TASK INPUTS:

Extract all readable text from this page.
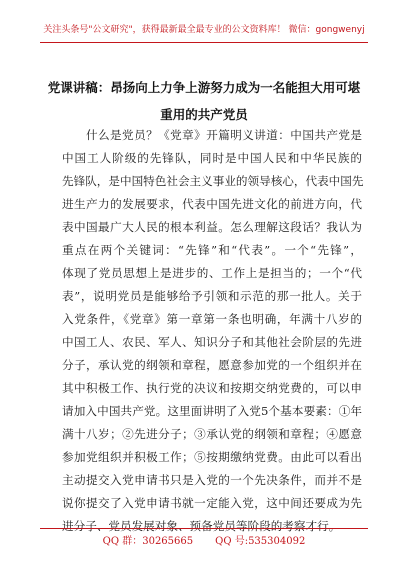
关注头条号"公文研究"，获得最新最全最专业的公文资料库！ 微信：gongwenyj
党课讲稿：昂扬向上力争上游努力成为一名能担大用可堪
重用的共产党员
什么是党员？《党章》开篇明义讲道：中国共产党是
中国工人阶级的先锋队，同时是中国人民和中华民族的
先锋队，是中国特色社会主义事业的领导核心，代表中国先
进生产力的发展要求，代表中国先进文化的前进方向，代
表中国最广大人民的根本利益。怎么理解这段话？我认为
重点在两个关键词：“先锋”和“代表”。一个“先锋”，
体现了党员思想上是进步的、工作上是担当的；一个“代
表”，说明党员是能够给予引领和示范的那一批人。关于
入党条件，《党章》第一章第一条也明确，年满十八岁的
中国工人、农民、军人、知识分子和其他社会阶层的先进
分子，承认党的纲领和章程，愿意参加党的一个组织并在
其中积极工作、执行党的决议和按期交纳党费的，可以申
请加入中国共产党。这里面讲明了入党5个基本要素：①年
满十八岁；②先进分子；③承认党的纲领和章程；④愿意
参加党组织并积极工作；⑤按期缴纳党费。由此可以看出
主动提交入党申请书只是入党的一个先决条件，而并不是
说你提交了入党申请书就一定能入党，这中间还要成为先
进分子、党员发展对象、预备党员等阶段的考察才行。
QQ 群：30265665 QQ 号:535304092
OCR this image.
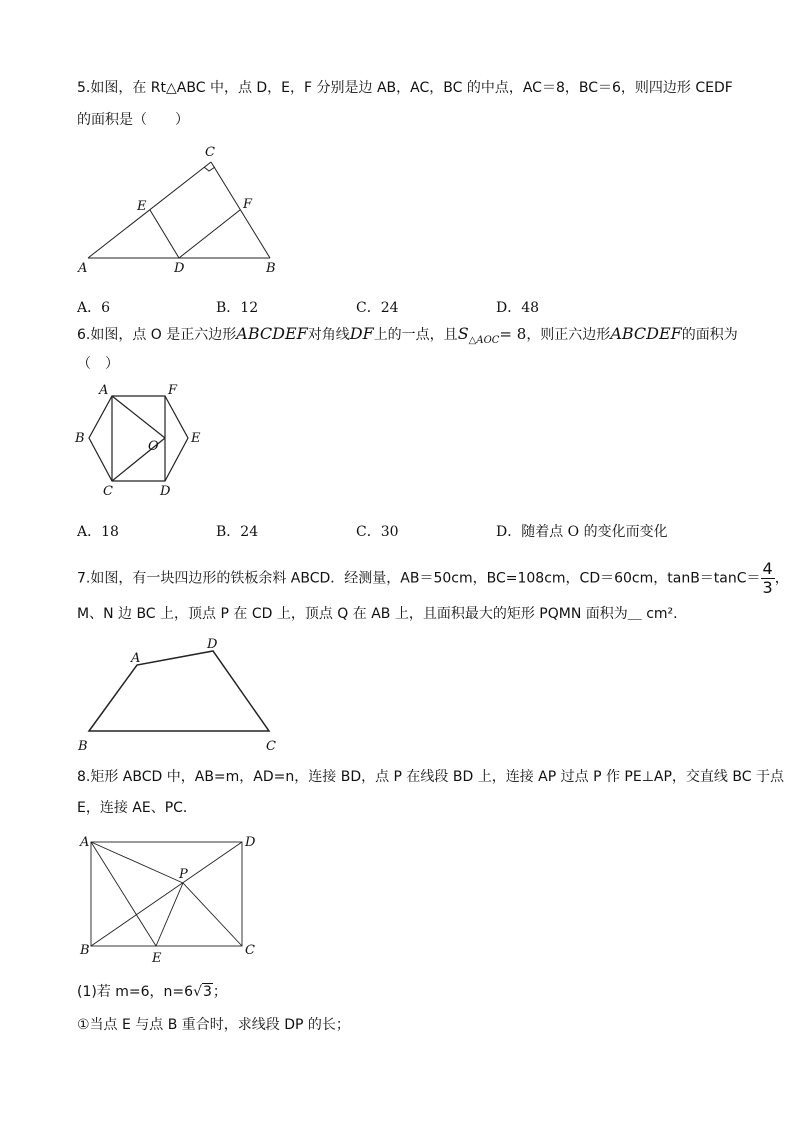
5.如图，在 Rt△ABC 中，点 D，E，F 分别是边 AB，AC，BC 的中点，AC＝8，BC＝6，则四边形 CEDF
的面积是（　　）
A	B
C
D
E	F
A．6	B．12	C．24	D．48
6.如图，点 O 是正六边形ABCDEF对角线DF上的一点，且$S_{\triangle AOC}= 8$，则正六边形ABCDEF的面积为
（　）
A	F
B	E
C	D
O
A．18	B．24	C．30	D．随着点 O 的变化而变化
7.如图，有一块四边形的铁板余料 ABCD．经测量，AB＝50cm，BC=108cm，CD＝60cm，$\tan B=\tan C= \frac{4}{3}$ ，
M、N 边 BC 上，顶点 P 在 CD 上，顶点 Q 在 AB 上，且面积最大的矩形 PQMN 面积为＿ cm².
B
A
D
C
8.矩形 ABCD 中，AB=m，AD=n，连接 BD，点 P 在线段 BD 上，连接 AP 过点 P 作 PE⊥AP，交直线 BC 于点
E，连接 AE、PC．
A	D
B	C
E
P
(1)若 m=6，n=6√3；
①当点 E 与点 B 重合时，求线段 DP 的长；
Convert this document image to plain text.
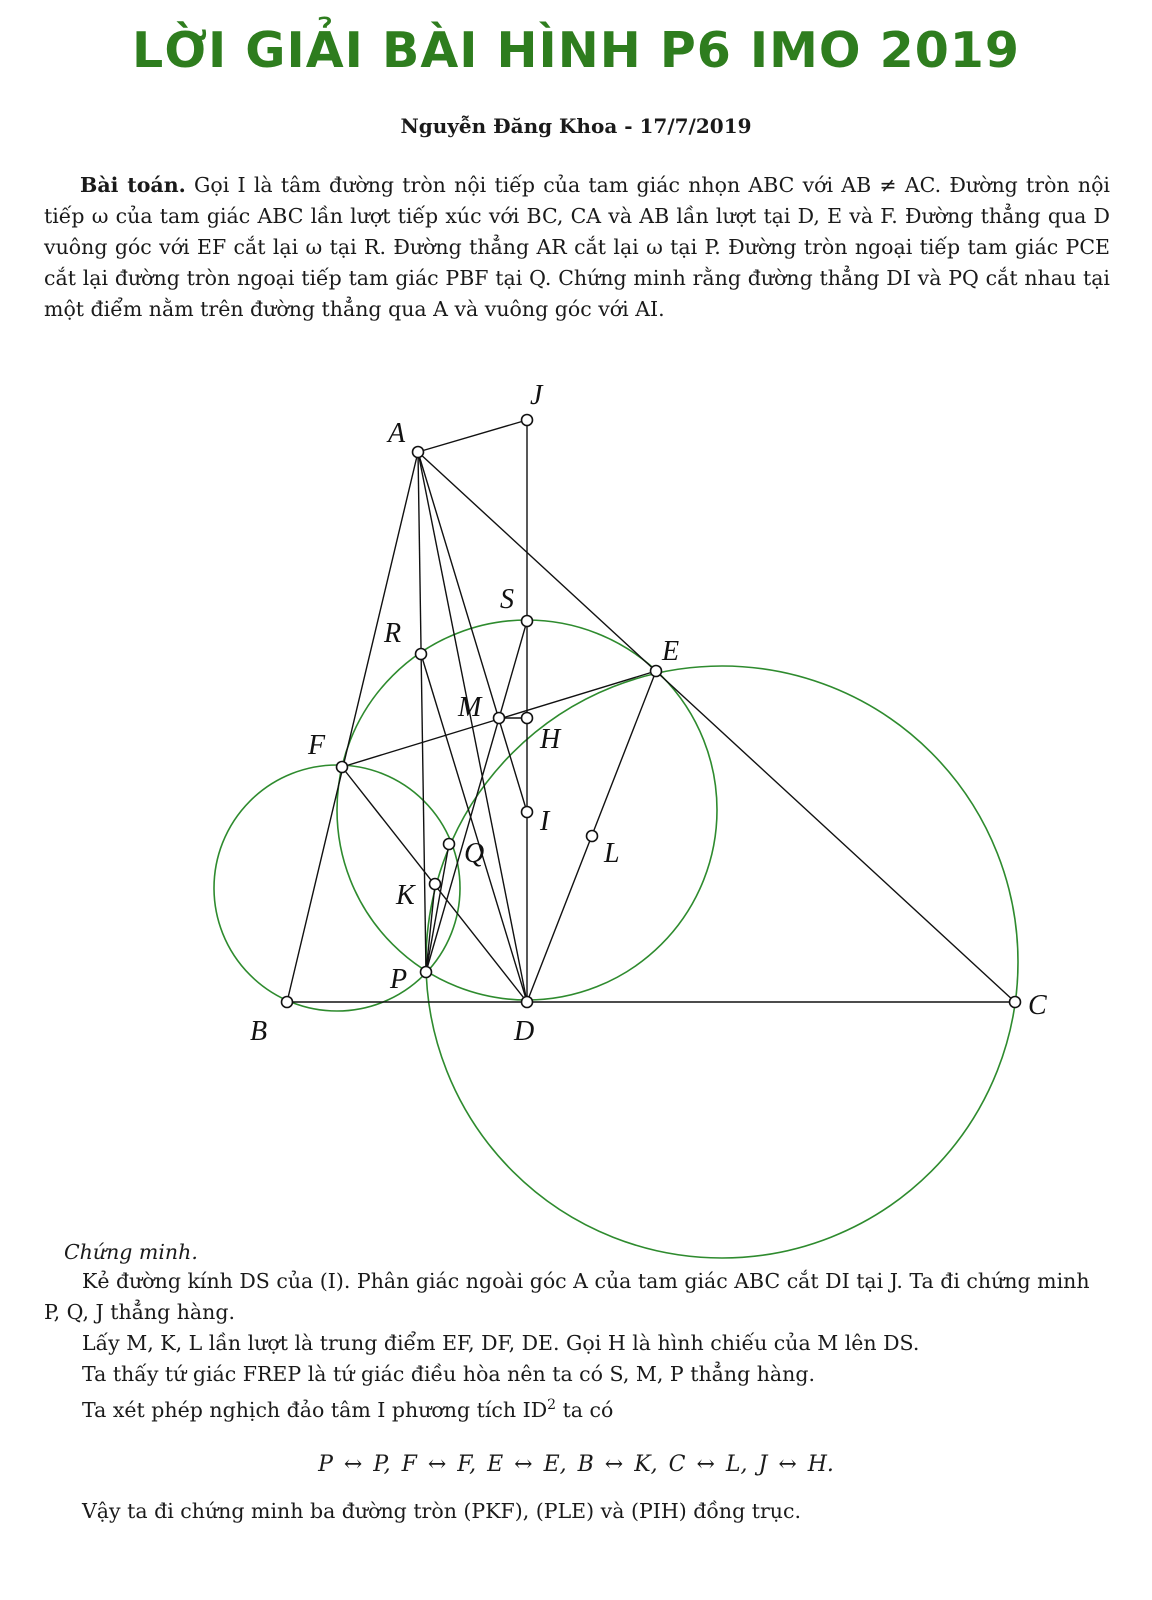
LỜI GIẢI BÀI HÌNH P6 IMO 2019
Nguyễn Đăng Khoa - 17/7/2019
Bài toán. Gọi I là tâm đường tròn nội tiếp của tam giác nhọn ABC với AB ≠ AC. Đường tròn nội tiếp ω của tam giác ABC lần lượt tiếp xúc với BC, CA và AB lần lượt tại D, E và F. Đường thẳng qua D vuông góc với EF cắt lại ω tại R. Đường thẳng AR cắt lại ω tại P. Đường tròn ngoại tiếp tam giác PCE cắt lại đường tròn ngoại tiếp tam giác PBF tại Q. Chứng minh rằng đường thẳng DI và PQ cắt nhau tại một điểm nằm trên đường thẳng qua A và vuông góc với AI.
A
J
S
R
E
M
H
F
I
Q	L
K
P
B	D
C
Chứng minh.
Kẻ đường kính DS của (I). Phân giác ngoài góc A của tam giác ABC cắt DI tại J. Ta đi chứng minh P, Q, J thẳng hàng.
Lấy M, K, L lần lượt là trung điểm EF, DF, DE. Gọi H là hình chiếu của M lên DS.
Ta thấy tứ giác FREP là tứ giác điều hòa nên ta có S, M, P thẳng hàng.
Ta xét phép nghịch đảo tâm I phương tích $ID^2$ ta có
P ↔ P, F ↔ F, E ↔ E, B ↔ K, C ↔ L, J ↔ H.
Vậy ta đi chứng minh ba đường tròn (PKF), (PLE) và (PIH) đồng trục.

* * *

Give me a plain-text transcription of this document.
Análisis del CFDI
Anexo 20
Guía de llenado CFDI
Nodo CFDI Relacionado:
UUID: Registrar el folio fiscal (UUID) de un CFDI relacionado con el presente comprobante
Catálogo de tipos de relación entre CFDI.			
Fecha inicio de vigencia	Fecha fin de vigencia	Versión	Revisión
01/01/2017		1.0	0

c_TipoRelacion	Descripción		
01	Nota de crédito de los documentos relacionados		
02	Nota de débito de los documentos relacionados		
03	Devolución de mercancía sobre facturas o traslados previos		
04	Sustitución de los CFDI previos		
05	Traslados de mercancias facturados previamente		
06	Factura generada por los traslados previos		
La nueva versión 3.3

==

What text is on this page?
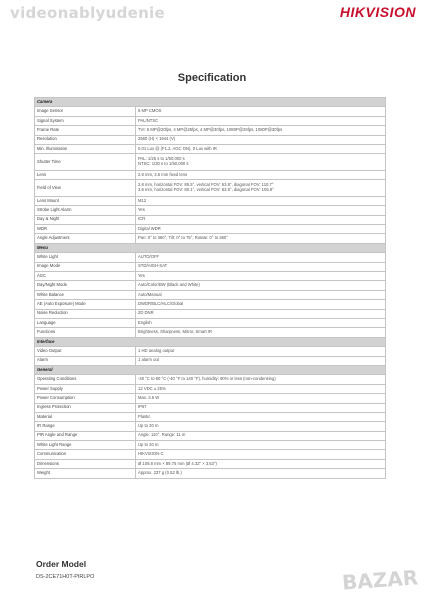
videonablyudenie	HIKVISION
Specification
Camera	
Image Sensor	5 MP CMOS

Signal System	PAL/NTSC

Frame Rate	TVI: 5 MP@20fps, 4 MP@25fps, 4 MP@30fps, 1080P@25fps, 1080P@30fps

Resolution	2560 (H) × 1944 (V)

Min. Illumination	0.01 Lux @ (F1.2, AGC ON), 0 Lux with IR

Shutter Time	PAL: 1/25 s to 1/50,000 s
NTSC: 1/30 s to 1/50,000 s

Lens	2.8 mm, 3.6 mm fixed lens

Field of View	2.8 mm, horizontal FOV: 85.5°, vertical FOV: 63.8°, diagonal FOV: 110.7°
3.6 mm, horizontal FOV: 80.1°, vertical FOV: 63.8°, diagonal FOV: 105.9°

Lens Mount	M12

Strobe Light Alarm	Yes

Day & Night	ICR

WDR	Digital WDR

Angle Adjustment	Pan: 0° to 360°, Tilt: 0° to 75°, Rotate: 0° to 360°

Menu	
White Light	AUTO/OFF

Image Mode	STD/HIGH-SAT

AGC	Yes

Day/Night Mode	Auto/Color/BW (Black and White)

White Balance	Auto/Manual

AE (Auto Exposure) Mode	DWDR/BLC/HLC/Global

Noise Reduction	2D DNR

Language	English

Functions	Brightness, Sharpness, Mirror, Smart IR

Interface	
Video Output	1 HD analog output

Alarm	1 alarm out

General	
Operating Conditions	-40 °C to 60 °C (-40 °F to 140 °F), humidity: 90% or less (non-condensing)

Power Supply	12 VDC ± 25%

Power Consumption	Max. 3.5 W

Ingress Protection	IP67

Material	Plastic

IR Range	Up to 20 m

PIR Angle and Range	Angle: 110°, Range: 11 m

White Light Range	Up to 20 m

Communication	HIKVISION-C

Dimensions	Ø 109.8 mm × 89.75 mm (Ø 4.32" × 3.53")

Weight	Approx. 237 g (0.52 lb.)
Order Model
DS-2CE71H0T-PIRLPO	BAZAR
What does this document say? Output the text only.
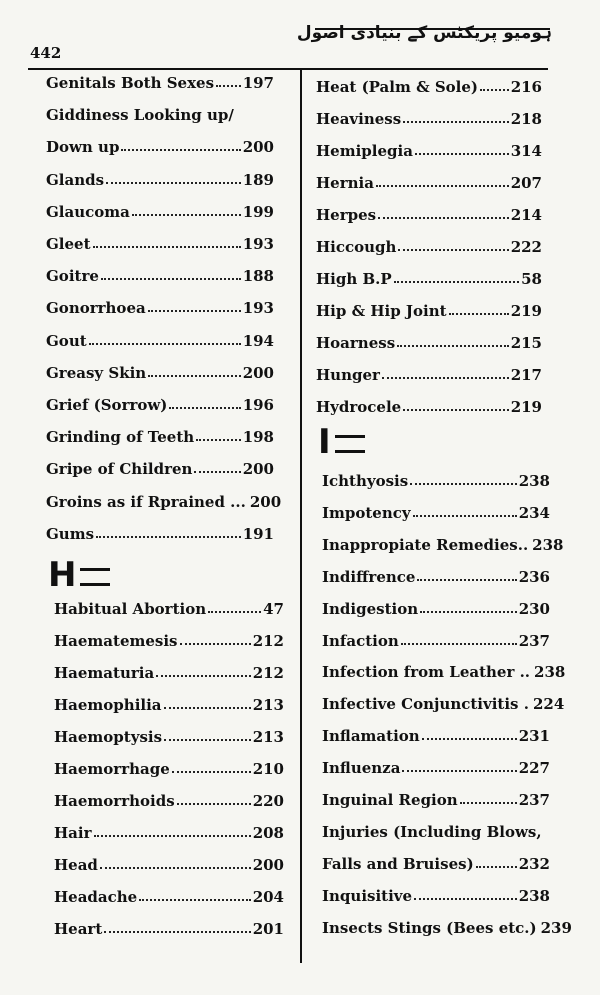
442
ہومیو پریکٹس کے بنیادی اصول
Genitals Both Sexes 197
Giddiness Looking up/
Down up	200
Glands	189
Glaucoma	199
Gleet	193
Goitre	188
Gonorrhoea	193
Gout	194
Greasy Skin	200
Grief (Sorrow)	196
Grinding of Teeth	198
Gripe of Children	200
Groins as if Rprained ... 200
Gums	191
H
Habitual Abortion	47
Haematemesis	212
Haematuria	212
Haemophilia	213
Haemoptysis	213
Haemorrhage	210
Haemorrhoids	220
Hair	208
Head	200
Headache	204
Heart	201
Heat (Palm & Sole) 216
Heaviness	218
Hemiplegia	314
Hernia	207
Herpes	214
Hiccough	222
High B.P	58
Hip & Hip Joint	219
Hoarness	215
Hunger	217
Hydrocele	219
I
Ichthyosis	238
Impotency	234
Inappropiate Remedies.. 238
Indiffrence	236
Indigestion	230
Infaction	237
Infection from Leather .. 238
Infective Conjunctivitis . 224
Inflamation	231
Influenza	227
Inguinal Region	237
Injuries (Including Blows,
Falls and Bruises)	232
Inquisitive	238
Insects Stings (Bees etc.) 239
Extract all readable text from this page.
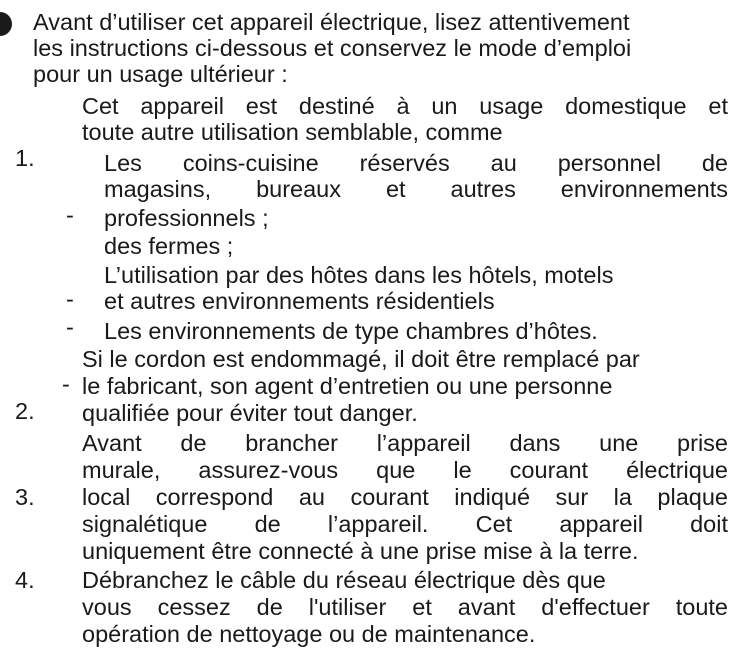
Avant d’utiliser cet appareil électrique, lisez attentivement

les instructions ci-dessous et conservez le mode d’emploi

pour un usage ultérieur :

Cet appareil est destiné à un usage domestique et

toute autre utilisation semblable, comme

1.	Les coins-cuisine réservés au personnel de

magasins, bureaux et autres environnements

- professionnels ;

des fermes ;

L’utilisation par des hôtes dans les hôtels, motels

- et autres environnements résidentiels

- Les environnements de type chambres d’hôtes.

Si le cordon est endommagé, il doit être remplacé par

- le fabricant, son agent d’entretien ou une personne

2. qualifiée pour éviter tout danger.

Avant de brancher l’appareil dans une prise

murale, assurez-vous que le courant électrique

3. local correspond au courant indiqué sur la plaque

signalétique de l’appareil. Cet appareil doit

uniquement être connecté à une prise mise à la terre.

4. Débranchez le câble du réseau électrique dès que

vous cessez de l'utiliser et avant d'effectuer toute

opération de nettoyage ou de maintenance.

TO DO:
Copy, from the material above, each line in which the string "CFDI" occurs.

WORKED ANSWER:
Análisis del CFDI
Guía de llenado CFDI
Nodo CFDI Relacionado:
UUID: Registrar el folio fiscal (UUID) de un CFDI relacionado con el presente comprobante
Catálogo de tipos de relación entre CFDI.			
04	Sustitución de los CFDI previos		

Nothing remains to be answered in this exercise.